*Task requirements*:
Write the data out again exactly, with no pictures.

Stored records

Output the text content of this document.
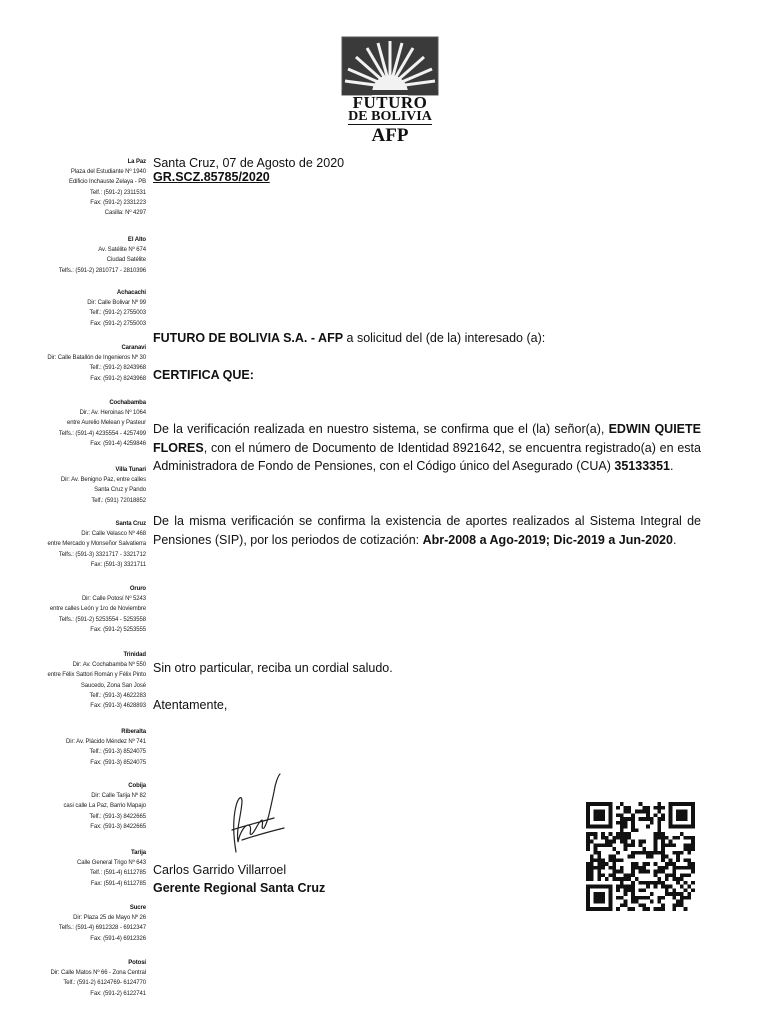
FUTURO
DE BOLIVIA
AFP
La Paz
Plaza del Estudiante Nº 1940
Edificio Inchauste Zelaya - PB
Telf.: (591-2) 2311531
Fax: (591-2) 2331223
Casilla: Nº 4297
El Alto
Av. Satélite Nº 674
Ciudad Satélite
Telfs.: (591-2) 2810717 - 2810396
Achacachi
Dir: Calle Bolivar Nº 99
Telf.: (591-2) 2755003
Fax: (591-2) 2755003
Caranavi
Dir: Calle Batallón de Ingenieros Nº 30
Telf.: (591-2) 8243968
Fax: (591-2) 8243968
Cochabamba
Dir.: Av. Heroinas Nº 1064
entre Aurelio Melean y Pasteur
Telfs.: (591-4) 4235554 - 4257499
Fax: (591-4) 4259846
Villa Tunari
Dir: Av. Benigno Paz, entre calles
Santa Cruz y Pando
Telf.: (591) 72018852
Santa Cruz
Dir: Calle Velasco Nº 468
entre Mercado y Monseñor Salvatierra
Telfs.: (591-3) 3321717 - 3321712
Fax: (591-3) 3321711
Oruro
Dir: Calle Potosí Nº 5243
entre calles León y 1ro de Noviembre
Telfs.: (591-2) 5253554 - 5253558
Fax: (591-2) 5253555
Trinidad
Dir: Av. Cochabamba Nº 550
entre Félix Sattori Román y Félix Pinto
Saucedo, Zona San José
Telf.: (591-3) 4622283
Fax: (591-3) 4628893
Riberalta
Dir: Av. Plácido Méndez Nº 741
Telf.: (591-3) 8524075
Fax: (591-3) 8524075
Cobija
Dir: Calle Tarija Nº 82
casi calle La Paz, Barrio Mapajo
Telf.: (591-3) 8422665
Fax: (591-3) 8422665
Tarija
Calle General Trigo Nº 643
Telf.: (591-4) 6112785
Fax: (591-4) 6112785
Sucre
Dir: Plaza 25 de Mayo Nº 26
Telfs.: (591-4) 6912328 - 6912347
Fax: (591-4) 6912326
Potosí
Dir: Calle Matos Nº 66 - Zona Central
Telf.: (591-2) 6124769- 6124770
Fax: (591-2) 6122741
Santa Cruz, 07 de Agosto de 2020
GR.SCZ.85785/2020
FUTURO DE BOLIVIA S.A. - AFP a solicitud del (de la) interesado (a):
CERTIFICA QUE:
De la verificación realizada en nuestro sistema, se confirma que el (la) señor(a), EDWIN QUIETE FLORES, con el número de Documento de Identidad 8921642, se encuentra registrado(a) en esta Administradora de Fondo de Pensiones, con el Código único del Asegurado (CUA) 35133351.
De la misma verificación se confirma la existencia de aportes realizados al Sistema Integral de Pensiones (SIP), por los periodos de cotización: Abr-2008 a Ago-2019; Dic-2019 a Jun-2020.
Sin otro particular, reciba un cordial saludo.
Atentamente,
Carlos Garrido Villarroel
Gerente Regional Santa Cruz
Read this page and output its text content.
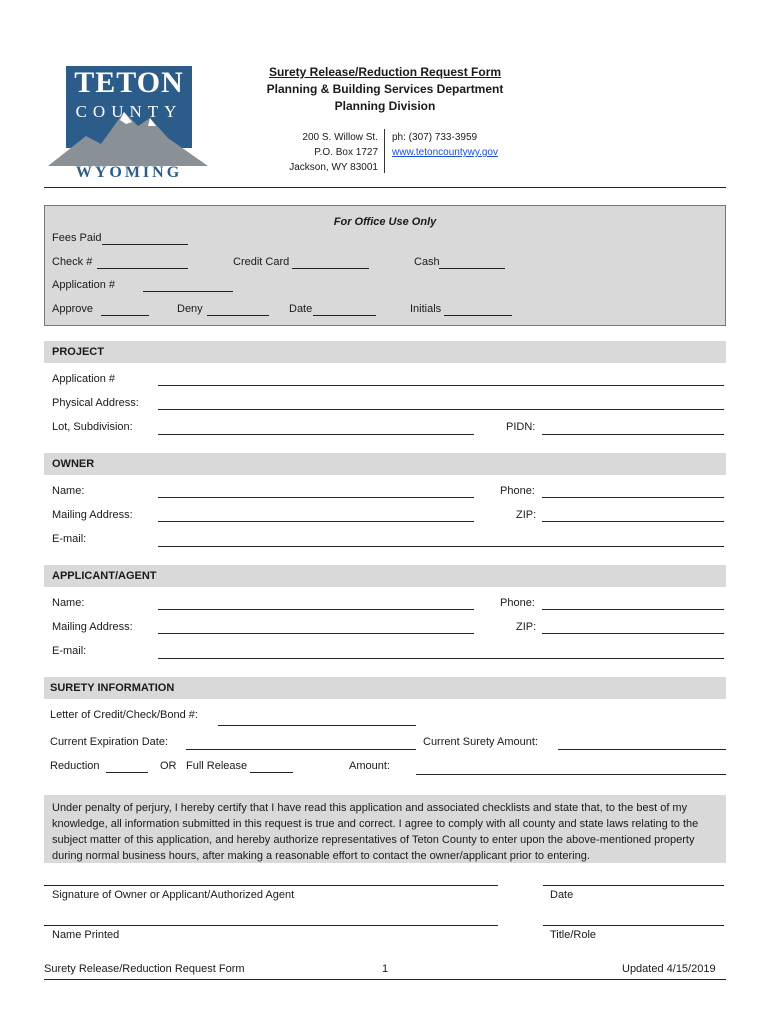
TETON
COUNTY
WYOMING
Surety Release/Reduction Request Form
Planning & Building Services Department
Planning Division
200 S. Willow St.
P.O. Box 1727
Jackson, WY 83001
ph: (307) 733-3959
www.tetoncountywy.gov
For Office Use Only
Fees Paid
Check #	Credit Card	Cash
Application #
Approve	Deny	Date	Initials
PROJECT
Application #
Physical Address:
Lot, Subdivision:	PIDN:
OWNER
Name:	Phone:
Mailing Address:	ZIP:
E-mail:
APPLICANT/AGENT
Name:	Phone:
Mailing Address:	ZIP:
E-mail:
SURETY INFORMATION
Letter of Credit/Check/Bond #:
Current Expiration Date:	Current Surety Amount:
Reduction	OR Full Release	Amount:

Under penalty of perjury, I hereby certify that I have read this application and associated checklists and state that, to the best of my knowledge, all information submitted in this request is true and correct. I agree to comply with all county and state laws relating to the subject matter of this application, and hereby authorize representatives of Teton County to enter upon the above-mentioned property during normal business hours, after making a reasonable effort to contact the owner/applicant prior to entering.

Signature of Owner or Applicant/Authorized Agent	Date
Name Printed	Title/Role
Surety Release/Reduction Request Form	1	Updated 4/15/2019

*The completed task*:
Output the text content of this document.
FUTURO
DE BOLIVIA
AFP
La Paz
Plaza del Estudiante Nº 1940
Edificio Inchauste Zelaya - PB
Telf.: (591-2) 2311531
Fax: (591-2) 2331223
Casilla: Nº 4297
El Alto
Av. Satélite Nº 674
Ciudad Satélite
Telfs.: (591-2) 2810717 - 2810396
Achacachi
Dir: Calle Bolivar Nº 99
Telf.: (591-2) 2755003
Fax: (591-2) 2755003
Caranavi
Dir: Calle Batallón de Ingenieros Nº 30
Telf.: (591-2) 8243968
Fax: (591-2) 8243968
Cochabamba
Dir.: Av. Heroinas Nº 1064
entre Aurelio Melean y Pasteur
Telfs.: (591-4) 4235554 - 4257499
Fax: (591-4) 4259846
Villa Tunari
Dir: Av. Benigno Paz, entre calles
Santa Cruz y Pando
Telf.: (591) 72018852
Santa Cruz
Dir: Calle Velasco Nº 468
entre Mercado y Monseñor Salvatierra
Telfs.: (591-3) 3321717 - 3321712
Fax: (591-3) 3321711
Oruro
Dir: Calle Potosí Nº 5243
entre calles León y 1ro de Noviembre
Telfs.: (591-2) 5253554 - 5253558
Fax: (591-2) 5253555
Trinidad
Dir: Av. Cochabamba Nº 550
entre Félix Sattori Román y Félix Pinto
Saucedo, Zona San José
Telf.: (591-3) 4622283
Fax: (591-3) 4628893
Riberalta
Dir: Av. Plácido Méndez Nº 741
Telf.: (591-3) 8524075
Fax: (591-3) 8524075
Cobija
Dir: Calle Tarija Nº 82
casi calle La Paz, Barrio Mapajo
Telf.: (591-3) 8422665
Fax: (591-3) 8422665
Tarija
Calle General Trigo Nº 643
Telf.: (591-4) 6112785
Fax: (591-4) 6112785
Sucre
Dir: Plaza 25 de Mayo Nº 26
Telfs.: (591-4) 6912328 - 6912347
Fax: (591-4) 6912326
Potosí
Dir: Calle Matos Nº 66 - Zona Central
Telf.: (591-2) 6124769- 6124770
Fax: (591-2) 6122741
Santa Cruz, 07 de Agosto de 2020
GR.SCZ.85785/2020
FUTURO DE BOLIVIA S.A. - AFP a solicitud del (de la) interesado (a):
CERTIFICA QUE:
De la verificación realizada en nuestro sistema, se confirma que el (la) señor(a), EDWIN QUIETE FLORES, con el número de Documento de Identidad 8921642, se encuentra registrado(a) en esta Administradora de Fondo de Pensiones, con el Código único del Asegurado (CUA) 35133351.
De la misma verificación se confirma la existencia de aportes realizados al Sistema Integral de Pensiones (SIP), por los periodos de cotización: Abr-2008 a Ago-2019; Dic-2019 a Jun-2020.
Sin otro particular, reciba un cordial saludo.
Atentamente,
Carlos Garrido Villarroel
Gerente Regional Santa Cruz
Read this page and output its text content.
TETON
COUNTY
WYOMING
Surety Release/Reduction Request Form
Planning & Building Services Department
Planning Division
200 S. Willow St.
P.O. Box 1727
Jackson, WY 83001
ph: (307) 733-3959
www.tetoncountywy.gov
For Office Use Only
Fees Paid
Check #	Credit Card	Cash
Application #
Approve	Deny	Date	Initials
PROJECT
Application #
Physical Address:
Lot, Subdivision:	PIDN:
OWNER
Name:	Phone:
Mailing Address:	ZIP:
E-mail:
APPLICANT/AGENT
Name:	Phone:
Mailing Address:	ZIP:
E-mail:
SURETY INFORMATION
Letter of Credit/Check/Bond #:
Current Expiration Date:	Current Surety Amount:
Reduction	OR Full Release	Amount:

Under penalty of perjury, I hereby certify that I have read this application and associated checklists and state that, to the best of my knowledge, all information submitted in this request is true and correct. I agree to comply with all county and state laws relating to the subject matter of this application, and hereby authorize representatives of Teton County to enter upon the above-mentioned property during normal business hours, after making a reasonable effort to contact the owner/applicant prior to entering.

Signature of Owner or Applicant/Authorized Agent	Date
Name Printed	Title/Role
Surety Release/Reduction Request Form	1	Updated 4/15/2019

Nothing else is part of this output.